**Goal**.
Copy out the data below as written; omit any images.

Collected data

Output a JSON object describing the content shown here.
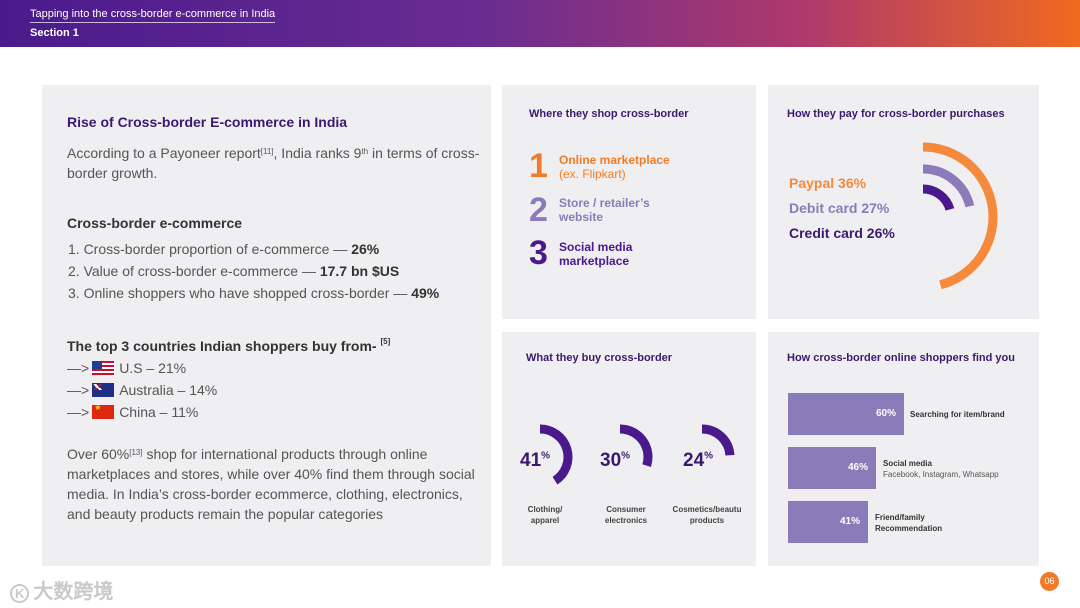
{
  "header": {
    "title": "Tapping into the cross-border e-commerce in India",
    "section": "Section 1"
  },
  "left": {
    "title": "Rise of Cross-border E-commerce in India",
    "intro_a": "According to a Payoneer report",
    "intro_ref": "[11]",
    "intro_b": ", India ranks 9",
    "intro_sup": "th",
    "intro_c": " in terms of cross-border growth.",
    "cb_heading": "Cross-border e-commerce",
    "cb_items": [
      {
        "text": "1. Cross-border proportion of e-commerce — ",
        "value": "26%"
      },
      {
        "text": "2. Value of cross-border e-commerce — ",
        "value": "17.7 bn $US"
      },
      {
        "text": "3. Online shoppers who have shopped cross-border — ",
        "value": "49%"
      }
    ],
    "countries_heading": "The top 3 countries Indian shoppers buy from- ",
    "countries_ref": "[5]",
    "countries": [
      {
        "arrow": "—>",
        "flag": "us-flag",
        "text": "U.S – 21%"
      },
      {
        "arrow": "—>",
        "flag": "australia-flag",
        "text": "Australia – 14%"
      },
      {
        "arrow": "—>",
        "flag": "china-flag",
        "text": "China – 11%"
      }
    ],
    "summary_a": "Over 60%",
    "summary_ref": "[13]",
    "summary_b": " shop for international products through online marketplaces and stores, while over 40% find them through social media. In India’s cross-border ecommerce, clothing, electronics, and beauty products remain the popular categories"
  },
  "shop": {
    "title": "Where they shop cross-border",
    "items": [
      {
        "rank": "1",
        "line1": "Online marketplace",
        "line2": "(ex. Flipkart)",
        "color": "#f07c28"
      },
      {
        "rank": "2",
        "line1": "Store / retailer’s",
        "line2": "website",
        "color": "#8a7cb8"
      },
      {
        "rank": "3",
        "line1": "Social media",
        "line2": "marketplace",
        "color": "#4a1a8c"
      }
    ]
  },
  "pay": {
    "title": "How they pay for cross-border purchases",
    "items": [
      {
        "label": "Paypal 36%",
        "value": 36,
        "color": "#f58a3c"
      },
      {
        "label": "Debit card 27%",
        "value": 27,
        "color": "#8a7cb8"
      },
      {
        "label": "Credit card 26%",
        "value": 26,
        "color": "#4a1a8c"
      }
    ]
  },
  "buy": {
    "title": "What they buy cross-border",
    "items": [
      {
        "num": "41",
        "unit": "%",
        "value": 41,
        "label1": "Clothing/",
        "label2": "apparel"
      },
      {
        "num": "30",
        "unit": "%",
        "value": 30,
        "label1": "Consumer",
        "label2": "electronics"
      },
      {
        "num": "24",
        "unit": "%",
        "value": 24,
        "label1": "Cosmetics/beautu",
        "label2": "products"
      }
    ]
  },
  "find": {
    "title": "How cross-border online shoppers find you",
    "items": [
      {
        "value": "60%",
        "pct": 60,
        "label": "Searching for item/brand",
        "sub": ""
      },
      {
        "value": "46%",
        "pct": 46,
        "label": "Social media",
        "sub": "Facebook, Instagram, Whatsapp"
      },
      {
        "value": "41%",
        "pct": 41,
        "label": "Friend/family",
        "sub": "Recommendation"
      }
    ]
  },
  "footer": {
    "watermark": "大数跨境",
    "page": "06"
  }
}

**Result**.
Output a JSON object describing the content shown here.
{
  "header": {
    "title": "Tapping into the cross-border e-commerce in India",
    "section": "Section 1"
  },
  "left": {
    "title": "Rise of Cross-border E-commerce in India",
    "intro_a": "According to a Payoneer report",
    "intro_ref": "[11]",
    "intro_b": ", India ranks 9",
    "intro_sup": "th",
    "intro_c": " in terms of cross-border growth.",
    "cb_heading": "Cross-border e-commerce",
    "cb_items": [
      {
        "text": "1. Cross-border proportion of e-commerce — ",
        "value": "26%"
      },
      {
        "text": "2. Value of cross-border e-commerce — ",
        "value": "17.7 bn $US"
      },
      {
        "text": "3. Online shoppers who have shopped cross-border — ",
        "value": "49%"
      }
    ],
    "countries_heading": "The top 3 countries Indian shoppers buy from- ",
    "countries_ref": "[5]",
    "countries": [
      {
        "arrow": "—>",
        "flag": "us-flag",
        "text": "U.S – 21%"
      },
      {
        "arrow": "—>",
        "flag": "australia-flag",
        "text": "Australia – 14%"
      },
      {
        "arrow": "—>",
        "flag": "china-flag",
        "text": "China – 11%"
      }
    ],
    "summary_a": "Over 60%",
    "summary_ref": "[13]",
    "summary_b": " shop for international products through online marketplaces and stores, while over 40% find them through social media. In India’s cross-border ecommerce, clothing, electronics, and beauty products remain the popular categories"
  },
  "shop": {
    "title": "Where they shop cross-border",
    "items": [
      {
        "rank": "1",
        "line1": "Online marketplace",
        "line2": "(ex. Flipkart)",
        "color": "#f07c28"
      },
      {
        "rank": "2",
        "line1": "Store / retailer’s",
        "line2": "website",
        "color": "#8a7cb8"
      },
      {
        "rank": "3",
        "line1": "Social media",
        "line2": "marketplace",
        "color": "#4a1a8c"
      }
    ]
  },
  "pay": {
    "title": "How they pay for cross-border purchases",
    "items": [
      {
        "label": "Paypal 36%",
        "value": 36,
        "color": "#f58a3c"
      },
      {
        "label": "Debit card 27%",
        "value": 27,
        "color": "#8a7cb8"
      },
      {
        "label": "Credit card 26%",
        "value": 26,
        "color": "#4a1a8c"
      }
    ]
  },
  "buy": {
    "title": "What they buy cross-border",
    "items": [
      {
        "num": "41",
        "unit": "%",
        "value": 41,
        "label1": "Clothing/",
        "label2": "apparel"
      },
      {
        "num": "30",
        "unit": "%",
        "value": 30,
        "label1": "Consumer",
        "label2": "electronics"
      },
      {
        "num": "24",
        "unit": "%",
        "value": 24,
        "label1": "Cosmetics/beautu",
        "label2": "products"
      }
    ]
  },
  "find": {
    "title": "How cross-border online shoppers find you",
    "items": [
      {
        "value": "60%",
        "pct": 60,
        "label": "Searching for item/brand",
        "sub": ""
      },
      {
        "value": "46%",
        "pct": 46,
        "label": "Social media",
        "sub": "Facebook, Instagram, Whatsapp"
      },
      {
        "value": "41%",
        "pct": 41,
        "label": "Friend/family",
        "sub": "Recommendation"
      }
    ]
  },
  "footer": {
    "watermark": "大数跨境",
    "page": "06"
  }
}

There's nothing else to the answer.